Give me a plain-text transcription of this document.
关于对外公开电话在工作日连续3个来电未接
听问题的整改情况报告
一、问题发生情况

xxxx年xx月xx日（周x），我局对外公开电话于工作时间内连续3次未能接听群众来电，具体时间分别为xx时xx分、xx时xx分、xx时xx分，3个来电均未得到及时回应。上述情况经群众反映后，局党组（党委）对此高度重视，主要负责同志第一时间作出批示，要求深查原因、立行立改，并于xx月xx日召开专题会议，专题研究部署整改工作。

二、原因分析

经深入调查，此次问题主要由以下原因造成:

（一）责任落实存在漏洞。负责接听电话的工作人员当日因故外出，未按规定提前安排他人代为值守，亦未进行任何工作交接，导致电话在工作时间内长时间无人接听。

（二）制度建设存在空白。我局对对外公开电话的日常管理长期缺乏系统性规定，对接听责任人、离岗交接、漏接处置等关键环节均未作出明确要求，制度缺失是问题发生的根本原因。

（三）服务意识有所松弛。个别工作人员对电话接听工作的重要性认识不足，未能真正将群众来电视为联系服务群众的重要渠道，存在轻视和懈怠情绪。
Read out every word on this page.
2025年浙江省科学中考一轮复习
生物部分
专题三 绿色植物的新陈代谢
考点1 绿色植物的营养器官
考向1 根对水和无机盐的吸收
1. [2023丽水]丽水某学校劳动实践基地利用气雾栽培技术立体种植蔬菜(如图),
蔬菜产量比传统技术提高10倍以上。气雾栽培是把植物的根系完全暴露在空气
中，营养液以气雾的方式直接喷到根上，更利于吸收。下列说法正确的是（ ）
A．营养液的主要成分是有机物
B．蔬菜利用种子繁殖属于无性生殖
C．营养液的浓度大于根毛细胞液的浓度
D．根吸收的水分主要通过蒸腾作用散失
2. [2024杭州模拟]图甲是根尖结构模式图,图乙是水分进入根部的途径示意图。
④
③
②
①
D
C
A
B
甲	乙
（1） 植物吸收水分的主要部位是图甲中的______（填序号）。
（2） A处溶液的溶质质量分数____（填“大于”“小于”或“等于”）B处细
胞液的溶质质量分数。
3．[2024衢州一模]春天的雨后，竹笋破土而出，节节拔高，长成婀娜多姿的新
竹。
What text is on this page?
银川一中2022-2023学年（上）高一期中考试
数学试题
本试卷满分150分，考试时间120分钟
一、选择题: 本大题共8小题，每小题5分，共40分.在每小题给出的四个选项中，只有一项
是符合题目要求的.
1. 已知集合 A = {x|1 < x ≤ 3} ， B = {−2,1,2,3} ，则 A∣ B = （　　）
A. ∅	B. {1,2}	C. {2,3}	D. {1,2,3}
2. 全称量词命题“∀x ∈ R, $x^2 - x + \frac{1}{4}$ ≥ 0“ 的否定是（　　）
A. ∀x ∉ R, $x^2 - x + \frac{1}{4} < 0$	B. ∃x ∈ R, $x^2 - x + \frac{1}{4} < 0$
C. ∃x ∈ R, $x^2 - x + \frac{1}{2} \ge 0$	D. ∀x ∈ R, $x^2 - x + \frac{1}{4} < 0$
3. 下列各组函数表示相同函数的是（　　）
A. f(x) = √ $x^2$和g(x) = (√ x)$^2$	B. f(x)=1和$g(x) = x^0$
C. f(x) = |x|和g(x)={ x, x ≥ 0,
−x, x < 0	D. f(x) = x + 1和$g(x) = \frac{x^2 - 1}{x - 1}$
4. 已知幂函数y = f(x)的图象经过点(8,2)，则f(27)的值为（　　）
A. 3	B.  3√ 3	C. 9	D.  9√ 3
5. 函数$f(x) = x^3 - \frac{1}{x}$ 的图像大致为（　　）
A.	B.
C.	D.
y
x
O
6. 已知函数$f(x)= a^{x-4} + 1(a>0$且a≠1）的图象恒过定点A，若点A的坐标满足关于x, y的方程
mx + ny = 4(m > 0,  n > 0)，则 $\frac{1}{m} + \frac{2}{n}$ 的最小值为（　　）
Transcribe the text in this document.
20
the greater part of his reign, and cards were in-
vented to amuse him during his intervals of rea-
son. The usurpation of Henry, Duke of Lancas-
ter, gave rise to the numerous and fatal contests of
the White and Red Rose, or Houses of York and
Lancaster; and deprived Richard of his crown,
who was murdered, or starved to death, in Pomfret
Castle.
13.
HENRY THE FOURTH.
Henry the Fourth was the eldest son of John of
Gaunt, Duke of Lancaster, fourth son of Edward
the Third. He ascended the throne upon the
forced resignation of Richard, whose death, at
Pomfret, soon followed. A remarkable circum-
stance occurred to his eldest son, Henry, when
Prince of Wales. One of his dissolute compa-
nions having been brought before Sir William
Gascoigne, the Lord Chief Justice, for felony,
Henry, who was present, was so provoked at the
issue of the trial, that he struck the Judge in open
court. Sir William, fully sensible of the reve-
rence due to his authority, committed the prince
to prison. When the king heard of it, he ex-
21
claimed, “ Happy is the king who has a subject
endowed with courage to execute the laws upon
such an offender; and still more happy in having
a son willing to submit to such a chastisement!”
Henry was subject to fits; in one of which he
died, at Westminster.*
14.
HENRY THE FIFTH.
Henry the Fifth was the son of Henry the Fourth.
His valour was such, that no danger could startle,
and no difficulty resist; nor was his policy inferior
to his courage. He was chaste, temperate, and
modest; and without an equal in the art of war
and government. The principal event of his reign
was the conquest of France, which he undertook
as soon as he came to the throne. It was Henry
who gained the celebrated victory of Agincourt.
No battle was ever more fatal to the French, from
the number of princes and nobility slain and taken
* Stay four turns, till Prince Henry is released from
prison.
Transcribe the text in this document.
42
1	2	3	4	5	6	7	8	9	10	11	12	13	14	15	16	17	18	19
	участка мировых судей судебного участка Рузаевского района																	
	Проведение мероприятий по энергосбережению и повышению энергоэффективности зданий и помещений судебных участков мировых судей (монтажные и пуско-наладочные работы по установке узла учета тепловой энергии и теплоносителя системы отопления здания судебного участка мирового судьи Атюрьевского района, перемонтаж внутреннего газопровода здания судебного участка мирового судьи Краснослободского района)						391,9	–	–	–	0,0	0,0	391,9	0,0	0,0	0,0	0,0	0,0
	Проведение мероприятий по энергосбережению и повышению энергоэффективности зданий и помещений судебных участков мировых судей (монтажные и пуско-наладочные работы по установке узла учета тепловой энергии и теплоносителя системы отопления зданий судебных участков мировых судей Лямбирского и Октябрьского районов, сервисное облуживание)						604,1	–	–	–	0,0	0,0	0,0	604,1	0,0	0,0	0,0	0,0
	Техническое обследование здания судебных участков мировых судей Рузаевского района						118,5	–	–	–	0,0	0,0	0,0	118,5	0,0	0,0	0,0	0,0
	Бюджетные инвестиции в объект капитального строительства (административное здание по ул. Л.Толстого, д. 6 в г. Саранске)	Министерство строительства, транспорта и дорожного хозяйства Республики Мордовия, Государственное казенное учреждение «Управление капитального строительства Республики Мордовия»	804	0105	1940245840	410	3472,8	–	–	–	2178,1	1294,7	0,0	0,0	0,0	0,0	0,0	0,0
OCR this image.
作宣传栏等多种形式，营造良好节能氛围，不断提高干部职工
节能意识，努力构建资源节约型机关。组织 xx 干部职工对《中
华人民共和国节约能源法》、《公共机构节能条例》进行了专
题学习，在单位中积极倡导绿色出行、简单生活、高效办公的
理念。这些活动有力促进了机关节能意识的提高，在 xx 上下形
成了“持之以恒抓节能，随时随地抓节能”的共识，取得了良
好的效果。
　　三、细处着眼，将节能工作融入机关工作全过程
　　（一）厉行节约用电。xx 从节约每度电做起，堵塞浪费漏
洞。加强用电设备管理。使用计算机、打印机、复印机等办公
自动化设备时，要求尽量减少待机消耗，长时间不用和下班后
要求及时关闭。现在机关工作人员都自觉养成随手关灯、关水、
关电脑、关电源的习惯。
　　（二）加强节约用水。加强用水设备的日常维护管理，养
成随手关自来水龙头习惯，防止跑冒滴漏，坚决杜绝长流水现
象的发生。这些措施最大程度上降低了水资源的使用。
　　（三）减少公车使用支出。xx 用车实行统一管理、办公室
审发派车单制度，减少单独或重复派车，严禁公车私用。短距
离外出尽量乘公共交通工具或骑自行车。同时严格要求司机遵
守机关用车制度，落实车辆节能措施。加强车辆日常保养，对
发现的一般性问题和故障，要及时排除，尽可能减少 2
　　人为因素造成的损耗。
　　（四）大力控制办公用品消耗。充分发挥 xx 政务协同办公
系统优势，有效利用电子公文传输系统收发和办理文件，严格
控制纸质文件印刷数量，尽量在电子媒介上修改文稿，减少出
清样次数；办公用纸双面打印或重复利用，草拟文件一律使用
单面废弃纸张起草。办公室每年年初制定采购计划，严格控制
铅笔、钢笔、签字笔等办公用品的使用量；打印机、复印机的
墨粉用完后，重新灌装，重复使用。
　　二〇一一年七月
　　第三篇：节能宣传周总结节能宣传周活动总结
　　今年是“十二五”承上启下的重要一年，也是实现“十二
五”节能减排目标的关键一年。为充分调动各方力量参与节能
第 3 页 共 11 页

^^^^^^^^^^^^^^^^

▶ **Request**
Copy, from the material above, each line in which the string "Richard" occurs.

▶ **Answer for this exercise**
Lancaster; and deprived Richard of his crown,
forced resignation of Richard, whose death, at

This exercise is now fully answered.